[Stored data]

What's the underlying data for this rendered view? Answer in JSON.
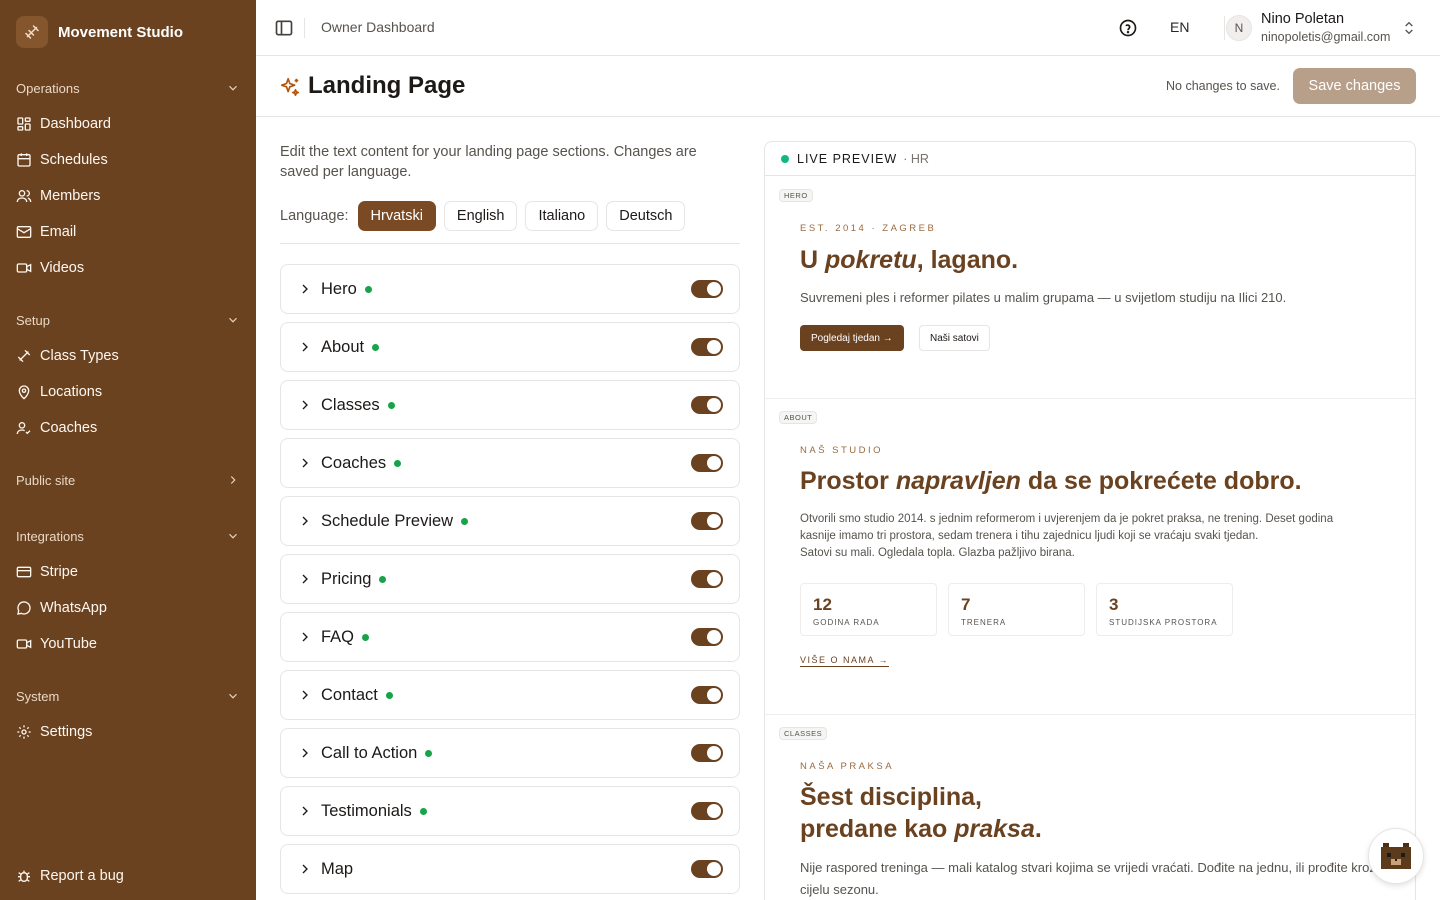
{
  "app": {
    "name": "Movement Studio"
  },
  "sidebar": {
    "groups": [
      {
        "label": "Operations",
        "items": [
          "Dashboard",
          "Schedules",
          "Members",
          "Email",
          "Videos"
        ]
      },
      {
        "label": "Setup",
        "items": [
          "Class Types",
          "Locations",
          "Coaches"
        ]
      },
      {
        "label": "Public site",
        "items": []
      },
      {
        "label": "Integrations",
        "items": [
          "Stripe",
          "WhatsApp",
          "YouTube"
        ]
      },
      {
        "label": "System",
        "items": [
          "Settings"
        ]
      }
    ],
    "report_bug": "Report a bug"
  },
  "topbar": {
    "breadcrumb": "Owner Dashboard",
    "lang_code": "EN",
    "user": {
      "initial": "N",
      "name": "Nino Poletan",
      "email": "ninopoletis@gmail.com"
    }
  },
  "page": {
    "title": "Landing Page",
    "save_status": "No changes to save.",
    "save_label": "Save changes"
  },
  "editor": {
    "intro": "Edit the text content for your landing page sections. Changes are saved per language.",
    "language_label": "Language:",
    "languages": [
      "Hrvatski",
      "English",
      "Italiano",
      "Deutsch"
    ],
    "active_language": "Hrvatski",
    "sections": [
      {
        "name": "Hero",
        "has_content": true,
        "enabled": true
      },
      {
        "name": "About",
        "has_content": true,
        "enabled": true
      },
      {
        "name": "Classes",
        "has_content": true,
        "enabled": true
      },
      {
        "name": "Coaches",
        "has_content": true,
        "enabled": true
      },
      {
        "name": "Schedule Preview",
        "has_content": true,
        "enabled": true
      },
      {
        "name": "Pricing",
        "has_content": true,
        "enabled": true
      },
      {
        "name": "FAQ",
        "has_content": true,
        "enabled": true
      },
      {
        "name": "Contact",
        "has_content": true,
        "enabled": true
      },
      {
        "name": "Call to Action",
        "has_content": true,
        "enabled": true
      },
      {
        "name": "Testimonials",
        "has_content": true,
        "enabled": true
      },
      {
        "name": "Map",
        "has_content": false,
        "enabled": true
      }
    ]
  },
  "preview": {
    "label": "LIVE PREVIEW",
    "lang": "· HR",
    "hero": {
      "tag": "HERO",
      "eyebrow": "EST. 2014 · ZAGREB",
      "title_pre": "U ",
      "title_em": "pokretu",
      "title_post": ", lagano.",
      "subtitle": "Suvremeni ples i reformer pilates u malim grupama — u svijetlom studiju na Ilici 210.",
      "primary_btn": "Pogledaj tjedan →",
      "secondary_btn": "Naši satovi"
    },
    "about": {
      "tag": "ABOUT",
      "eyebrow": "NAŠ STUDIO",
      "title_pre": "Prostor ",
      "title_em": "napravljen",
      "title_post": " da se pokrećete dobro.",
      "body1": "Otvorili smo studio 2014. s jednim reformerom i uvjerenjem da je pokret praksa, ne trening. Deset godina kasnije imamo tri prostora, sedam trenera i tihu zajednicu ljudi koji se vraćaju svaki tjedan.",
      "body2": "Satovi su mali. Ogledala topla. Glazba pažljivo birana.",
      "stats": [
        {
          "value": "12",
          "label": "GODINA RADA"
        },
        {
          "value": "7",
          "label": "TRENERA"
        },
        {
          "value": "3",
          "label": "STUDIJSKA PROSTORA"
        }
      ],
      "link": "VIŠE O NAMA →"
    },
    "classes": {
      "tag": "CLASSES",
      "eyebrow": "NAŠA PRAKSA",
      "title_line1": "Šest disciplina,",
      "title_pre": "predane kao ",
      "title_em": "praksa",
      "title_post": ".",
      "body": "Nije raspored treninga — mali katalog stvari kojima se vrijedi vraćati. Dođite na jednu, ili prođite kroz cijelu sezonu."
    }
  },
  "colors": {
    "sidebar": "#6b4220",
    "accent": "#7a4a24",
    "status_dot": "#16a34a",
    "live_dot": "#10b981"
  }
}
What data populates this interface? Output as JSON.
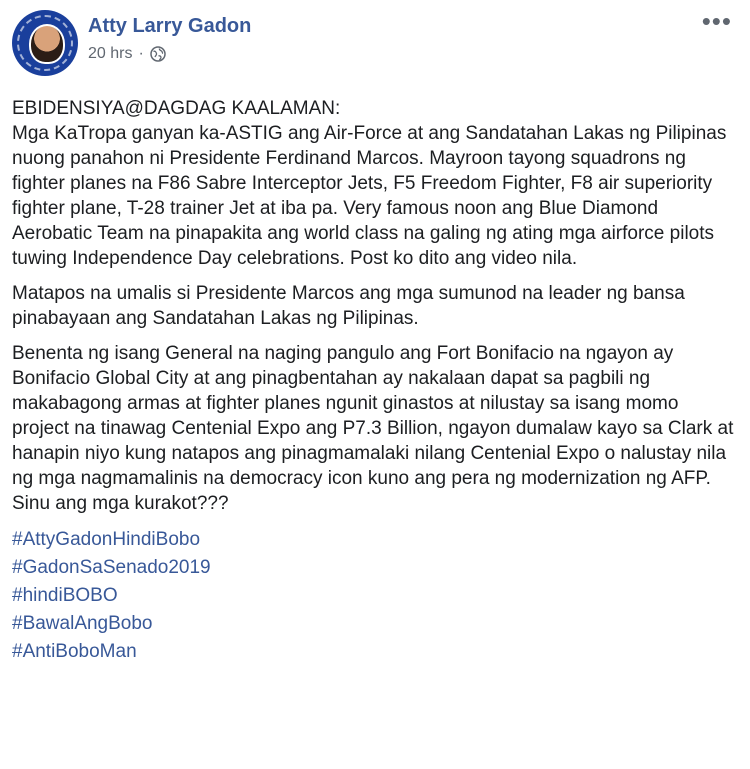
{
  "post": {
    "author": "Atty Larry Gadon",
    "timestamp": "20 hrs",
    "separator": "·",
    "privacy_icon": "globe-icon",
    "more_icon": "•••",
    "paragraphs": [
      "EBIDENSIYA@DAGDAG KAALAMAN:\nMga KaTropa ganyan ka-ASTIG ang Air-Force at ang Sandatahan Lakas ng Pilipinas nuong panahon ni Presidente Ferdinand Marcos. Mayroon tayong squadrons ng fighter planes na F86 Sabre Interceptor Jets, F5 Freedom Fighter, F8 air superiority fighter plane, T-28 trainer Jet at iba pa. Very famous noon ang Blue Diamond Aerobatic Team na pinapakita ang world class na galing ng ating mga airforce pilots tuwing Independence Day celebrations. Post ko dito ang video nila.",
      "Matapos na umalis si Presidente Marcos ang mga sumunod na leader ng bansa pinabayaan ang Sandatahan Lakas ng Pilipinas.",
      "Benenta ng isang General na naging pangulo ang Fort Bonifacio na ngayon ay Bonifacio Global City at ang pinagbentahan ay nakalaan dapat sa pagbili ng makabagong armas at fighter planes ngunit ginastos at nilustay sa isang momo project na tinawag Centenial Expo ang P7.3 Billion, ngayon dumalaw kayo sa Clark at hanapin niyo kung natapos ang pinagmamalaki nilang Centenial Expo o nalustay nila ng mga nagmamalinis na democracy icon kuno ang pera ng modernization ng AFP.\nSinu ang mga kurakot???"
    ],
    "hashtags": [
      "#AttyGadonHindiBobo",
      "#GadonSaSenado2019",
      "#hindiBOBO",
      "#BawalAngBobo",
      "#AntiBoboMan"
    ]
  },
  "colors": {
    "link_blue": "#385898",
    "text": "#1c1e21",
    "meta_gray": "#606770"
  }
}
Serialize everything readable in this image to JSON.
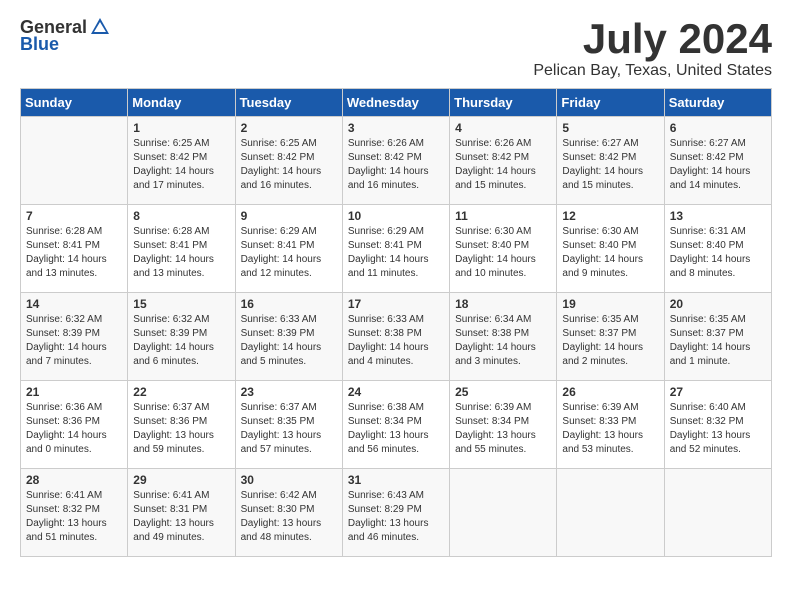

#### [PROBLEM TO SOLVE]
Transcribe all the data word for word; the images stay out.

#### [SOLVED EXERCISE]
What's the underlying data for this rendered view? Answer in JSON.
{
  "app": {
    "name": "Movement Studio"
  },
  "sidebar": {
    "groups": [
      {
        "label": "Operations",
        "items": [
          "Dashboard",
          "Schedules",
          "Members",
          "Email",
          "Videos"
        ]
      },
      {
        "label": "Setup",
        "items": [
          "Class Types",
          "Locations",
          "Coaches"
        ]
      },
      {
        "label": "Public site",
        "items": []
      },
      {
        "label": "Integrations",
        "items": [
          "Stripe",
          "WhatsApp",
          "YouTube"
        ]
      },
      {
        "label": "System",
        "items": [
          "Settings"
        ]
      }
    ],
    "report_bug": "Report a bug"
  },
  "topbar": {
    "breadcrumb": "Owner Dashboard",
    "lang_code": "EN",
    "user": {
      "initial": "N",
      "name": "Nino Poletan",
      "email": "ninopoletis@gmail.com"
    }
  },
  "page": {
    "title": "Landing Page",
    "save_status": "No changes to save.",
    "save_label": "Save changes"
  },
  "editor": {
    "intro": "Edit the text content for your landing page sections. Changes are saved per language.",
    "language_label": "Language:",
    "languages": [
      "Hrvatski",
      "English",
      "Italiano",
      "Deutsch"
    ],
    "active_language": "Hrvatski",
    "sections": [
      {
        "name": "Hero",
        "has_content": true,
        "enabled": true
      },
      {
        "name": "About",
        "has_content": true,
        "enabled": true
      },
      {
        "name": "Classes",
        "has_content": true,
        "enabled": true
      },
      {
        "name": "Coaches",
        "has_content": true,
        "enabled": true
      },
      {
        "name": "Schedule Preview",
        "has_content": true,
        "enabled": true
      },
      {
        "name": "Pricing",
        "has_content": true,
        "enabled": true
      },
      {
        "name": "FAQ",
        "has_content": true,
        "enabled": true
      },
      {
        "name": "Contact",
        "has_content": true,
        "enabled": true
      },
      {
        "name": "Call to Action",
        "has_content": true,
        "enabled": true
      },
      {
        "name": "Testimonials",
        "has_content": true,
        "enabled": true
      },
      {
        "name": "Map",
        "has_content": false,
        "enabled": true
      }
    ]
  },
  "preview": {
    "label": "LIVE PREVIEW",
    "lang": "· HR",
    "hero": {
      "tag": "HERO",
      "eyebrow": "EST. 2014 · ZAGREB",
      "title_pre": "U ",
      "title_em": "pokretu",
      "title_post": ", lagano.",
      "subtitle": "Suvremeni ples i reformer pilates u malim grupama — u svijetlom studiju na Ilici 210.",
      "primary_btn": "Pogledaj tjedan →",
      "secondary_btn": "Naši satovi"
    },
    "about": {
      "tag": "ABOUT",
      "eyebrow": "NAŠ STUDIO",
      "title_pre": "Prostor ",
      "title_em": "napravljen",
      "title_post": " da se pokrećete dobro.",
      "body1": "Otvorili smo studio 2014. s jednim reformerom i uvjerenjem da je pokret praksa, ne trening. Deset godina kasnije imamo tri prostora, sedam trenera i tihu zajednicu ljudi koji se vraćaju svaki tjedan.",
      "body2": "Satovi su mali. Ogledala topla. Glazba pažljivo birana.",
      "stats": [
        {
          "value": "12",
          "label": "GODINA RADA"
        },
        {
          "value": "7",
          "label": "TRENERA"
        },
        {
          "value": "3",
          "label": "STUDIJSKA PROSTORA"
        }
      ],
      "link": "VIŠE O NAMA →"
    },
    "classes": {
      "tag": "CLASSES",
      "eyebrow": "NAŠA PRAKSA",
      "title_line1": "Šest disciplina,",
      "title_pre": "predane kao ",
      "title_em": "praksa",
      "title_post": ".",
      "body": "Nije raspored treninga — mali katalog stvari kojima se vrijedi vraćati. Dođite na jednu, ili prođite kroz cijelu sezonu."
    }
  },
  "colors": {
    "sidebar": "#6b4220",
    "accent": "#7a4a24",
    "status_dot": "#16a34a",
    "live_dot": "#10b981"
  }
}
What data populates this interface? Output as JSON.
{
  "post": {
    "author": "Atty Larry Gadon",
    "timestamp": "20 hrs",
    "separator": "·",
    "privacy_icon": "globe-icon",
    "more_icon": "•••",
    "paragraphs": [
      "EBIDENSIYA@DAGDAG KAALAMAN:\nMga KaTropa ganyan ka-ASTIG ang Air-Force at ang Sandatahan Lakas ng Pilipinas nuong panahon ni Presidente Ferdinand Marcos. Mayroon tayong squadrons ng fighter planes na F86 Sabre Interceptor Jets, F5 Freedom Fighter, F8 air superiority fighter plane, T-28 trainer Jet at iba pa. Very famous noon ang Blue Diamond Aerobatic Team na pinapakita ang world class na galing ng ating mga airforce pilots tuwing Independence Day celebrations. Post ko dito ang video nila.",
      "Matapos na umalis si Presidente Marcos ang mga sumunod na leader ng bansa pinabayaan ang Sandatahan Lakas ng Pilipinas.",
      "Benenta ng isang General na naging pangulo ang Fort Bonifacio na ngayon ay Bonifacio Global City at ang pinagbentahan ay nakalaan dapat sa pagbili ng makabagong armas at fighter planes ngunit ginastos at nilustay sa isang momo project na tinawag Centenial Expo ang P7.3 Billion, ngayon dumalaw kayo sa Clark at hanapin niyo kung natapos ang pinagmamalaki nilang Centenial Expo o nalustay nila ng mga nagmamalinis na democracy icon kuno ang pera ng modernization ng AFP.\nSinu ang mga kurakot???"
    ],
    "hashtags": [
      "#AttyGadonHindiBobo",
      "#GadonSaSenado2019",
      "#hindiBOBO",
      "#BawalAngBobo",
      "#AntiBoboMan"
    ]
  },
  "colors": {
    "link_blue": "#385898",
    "text": "#1c1e21",
    "meta_gray": "#606770"
  }
}
Serialize everything readable in this image to JSON.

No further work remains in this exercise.